= SET PROBLEM =
Return the records in full, exactly as given.

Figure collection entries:

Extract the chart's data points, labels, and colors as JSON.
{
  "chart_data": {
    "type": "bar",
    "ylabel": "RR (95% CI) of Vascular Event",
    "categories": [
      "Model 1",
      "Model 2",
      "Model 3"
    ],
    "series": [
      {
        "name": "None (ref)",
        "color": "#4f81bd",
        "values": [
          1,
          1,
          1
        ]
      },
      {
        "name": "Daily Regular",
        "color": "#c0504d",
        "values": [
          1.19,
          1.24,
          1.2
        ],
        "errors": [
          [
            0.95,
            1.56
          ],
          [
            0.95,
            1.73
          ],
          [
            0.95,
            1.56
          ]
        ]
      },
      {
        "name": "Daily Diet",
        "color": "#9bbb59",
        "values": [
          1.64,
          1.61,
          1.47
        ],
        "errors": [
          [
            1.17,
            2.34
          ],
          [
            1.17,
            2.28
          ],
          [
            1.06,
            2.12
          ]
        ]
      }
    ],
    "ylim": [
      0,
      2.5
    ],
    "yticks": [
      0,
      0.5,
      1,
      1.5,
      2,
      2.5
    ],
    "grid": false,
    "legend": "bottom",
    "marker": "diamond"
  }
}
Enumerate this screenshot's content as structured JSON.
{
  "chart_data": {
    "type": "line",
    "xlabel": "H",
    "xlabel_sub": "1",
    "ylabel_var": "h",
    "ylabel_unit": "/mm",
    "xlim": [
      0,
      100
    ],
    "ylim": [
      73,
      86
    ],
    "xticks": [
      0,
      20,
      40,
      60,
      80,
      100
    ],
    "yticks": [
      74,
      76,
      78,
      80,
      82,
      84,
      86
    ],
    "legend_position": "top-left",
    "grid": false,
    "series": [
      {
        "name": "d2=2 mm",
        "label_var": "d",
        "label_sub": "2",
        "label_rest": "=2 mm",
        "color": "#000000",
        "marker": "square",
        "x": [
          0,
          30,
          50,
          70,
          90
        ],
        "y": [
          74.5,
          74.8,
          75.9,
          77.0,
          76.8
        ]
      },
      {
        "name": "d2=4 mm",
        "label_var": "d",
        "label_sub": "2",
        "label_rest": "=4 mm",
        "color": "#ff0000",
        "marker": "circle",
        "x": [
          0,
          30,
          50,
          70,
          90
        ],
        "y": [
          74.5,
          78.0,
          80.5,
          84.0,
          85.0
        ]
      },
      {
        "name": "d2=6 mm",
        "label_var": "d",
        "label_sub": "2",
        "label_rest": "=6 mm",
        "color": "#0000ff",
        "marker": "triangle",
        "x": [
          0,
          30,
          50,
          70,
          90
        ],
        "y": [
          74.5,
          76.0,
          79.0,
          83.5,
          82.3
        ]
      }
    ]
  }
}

= REPLY =
Extract the chart's data points, labels, and colors as JSON.
{
  "chart_data": {
    "type": "bar",
    "ylabel": "RR (95% CI) of Vascular Event",
    "categories": [
      "Model 1",
      "Model 2",
      "Model 3"
    ],
    "series": [
      {
        "name": "None (ref)",
        "color": "#4f81bd",
        "values": [
          1,
          1,
          1
        ]
      },
      {
        "name": "Daily Regular",
        "color": "#c0504d",
        "values": [
          1.19,
          1.24,
          1.2
        ],
        "errors": [
          [
            0.95,
            1.56
          ],
          [
            0.95,
            1.73
          ],
          [
            0.95,
            1.56
          ]
        ]
      },
      {
        "name": "Daily Diet",
        "color": "#9bbb59",
        "values": [
          1.64,
          1.61,
          1.47
        ],
        "errors": [
          [
            1.17,
            2.34
          ],
          [
            1.17,
            2.28
          ],
          [
            1.06,
            2.12
          ]
        ]
      }
    ],
    "ylim": [
      0,
      2.5
    ],
    "yticks": [
      0,
      0.5,
      1,
      1.5,
      2,
      2.5
    ],
    "grid": false,
    "legend": "bottom",
    "marker": "diamond"
  }
}
Enumerate this screenshot's content as structured JSON.
{
  "chart_data": {
    "type": "line",
    "xlabel": "H",
    "xlabel_sub": "1",
    "ylabel_var": "h",
    "ylabel_unit": "/mm",
    "xlim": [
      0,
      100
    ],
    "ylim": [
      73,
      86
    ],
    "xticks": [
      0,
      20,
      40,
      60,
      80,
      100
    ],
    "yticks": [
      74,
      76,
      78,
      80,
      82,
      84,
      86
    ],
    "legend_position": "top-left",
    "grid": false,
    "series": [
      {
        "name": "d2=2 mm",
        "label_var": "d",
        "label_sub": "2",
        "label_rest": "=2 mm",
        "color": "#000000",
        "marker": "square",
        "x": [
          0,
          30,
          50,
          70,
          90
        ],
        "y": [
          74.5,
          74.8,
          75.9,
          77.0,
          76.8
        ]
      },
      {
        "name": "d2=4 mm",
        "label_var": "d",
        "label_sub": "2",
        "label_rest": "=4 mm",
        "color": "#ff0000",
        "marker": "circle",
        "x": [
          0,
          30,
          50,
          70,
          90
        ],
        "y": [
          74.5,
          78.0,
          80.5,
          84.0,
          85.0
        ]
      },
      {
        "name": "d2=6 mm",
        "label_var": "d",
        "label_sub": "2",
        "label_rest": "=6 mm",
        "color": "#0000ff",
        "marker": "triangle",
        "x": [
          0,
          30,
          50,
          70,
          90
        ],
        "y": [
          74.5,
          76.0,
          79.0,
          83.5,
          82.3
        ]
      }
    ]
  }
}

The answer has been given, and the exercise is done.